--- start Data extract ---

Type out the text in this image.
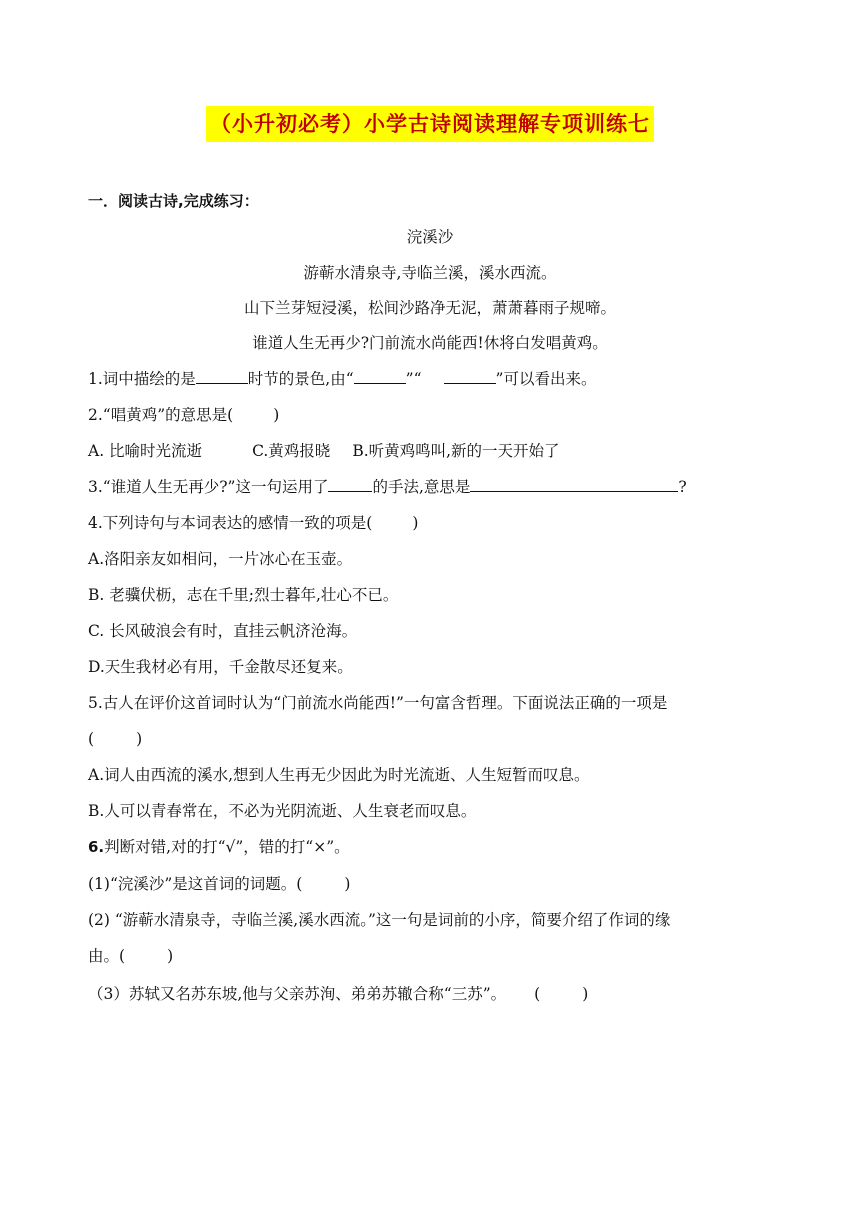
（小升初必考）小学古诗阅读理解专项训练七
一．阅读古诗,完成练习：
浣溪沙
游蕲水清泉寺,寺临兰溪，溪水西流。
山下兰芽短浸溪，松间沙路净无泥，萧萧暮雨子规啼。
谁道人生无再少?门前流水尚能西!休将白发唱黄鸡。
1.词中描绘的是	时节的景色,由“	”“	”可以看出来。
2.“唱黄鸡”的意思是(	)
A. 比喻时光流逝	C.黄鸡报晓 B.听黄鸡鸣叫,新的一天开始了
3.“谁道人生无再少?”这一句运用了	的手法,意思是	?
4.下列诗句与本词表达的感情一致的项是(	)
A.洛阳亲友如相问，一片冰心在玉壶。
B. 老骥伏枥，志在千里;烈士暮年,壮心不已。
C. 长风破浪会有时，直挂云帆济沧海。
D.天生我材必有用，千金散尽还复来。
5.古人在评价这首词时认为“门前流水尚能西!”一句富含哲理。下面说法正确的一项是
(	)
A.词人由西流的溪水,想到人生再无少因此为时光流逝、人生短暂而叹息。
B.人可以青春常在，不必为光阴流逝、人生衰老而叹息。
6.判断对错,对的打“√”，错的打“×”。
(1)“浣溪沙”是这首词的词题。(	)
(2) “游蕲水清泉寺，寺临兰溪,溪水西流。”这一句是词前的小序，简要介绍了作词的缘
由。(	)
（3）苏轼又名苏东坡,他与父亲苏洵、弟弟苏辙合称“三苏”。 (	)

--- end Data extract ---

— Task directions —
Write out every entry again word for word, without any of the pictures.

— Result of this task —
Type out the text in this image.
（小升初必考）小学古诗阅读理解专项训练七
一．阅读古诗,完成练习：
浣溪沙
游蕲水清泉寺,寺临兰溪，溪水西流。
山下兰芽短浸溪，松间沙路净无泥，萧萧暮雨子规啼。
谁道人生无再少?门前流水尚能西!休将白发唱黄鸡。
1.词中描绘的是	时节的景色,由“	”“	”可以看出来。
2.“唱黄鸡”的意思是(	)
A. 比喻时光流逝	C.黄鸡报晓 B.听黄鸡鸣叫,新的一天开始了
3.“谁道人生无再少?”这一句运用了	的手法,意思是	?
4.下列诗句与本词表达的感情一致的项是(	)
A.洛阳亲友如相问，一片冰心在玉壶。
B. 老骥伏枥，志在千里;烈士暮年,壮心不已。
C. 长风破浪会有时，直挂云帆济沧海。
D.天生我材必有用，千金散尽还复来。
5.古人在评价这首词时认为“门前流水尚能西!”一句富含哲理。下面说法正确的一项是
(	)
A.词人由西流的溪水,想到人生再无少因此为时光流逝、人生短暂而叹息。
B.人可以青春常在，不必为光阴流逝、人生衰老而叹息。
6.判断对错,对的打“√”，错的打“×”。
(1)“浣溪沙”是这首词的词题。(	)
(2) “游蕲水清泉寺，寺临兰溪,溪水西流。”这一句是词前的小序，简要介绍了作词的缘
由。(	)
（3）苏轼又名苏东坡,他与父亲苏洵、弟弟苏辙合称“三苏”。 (	)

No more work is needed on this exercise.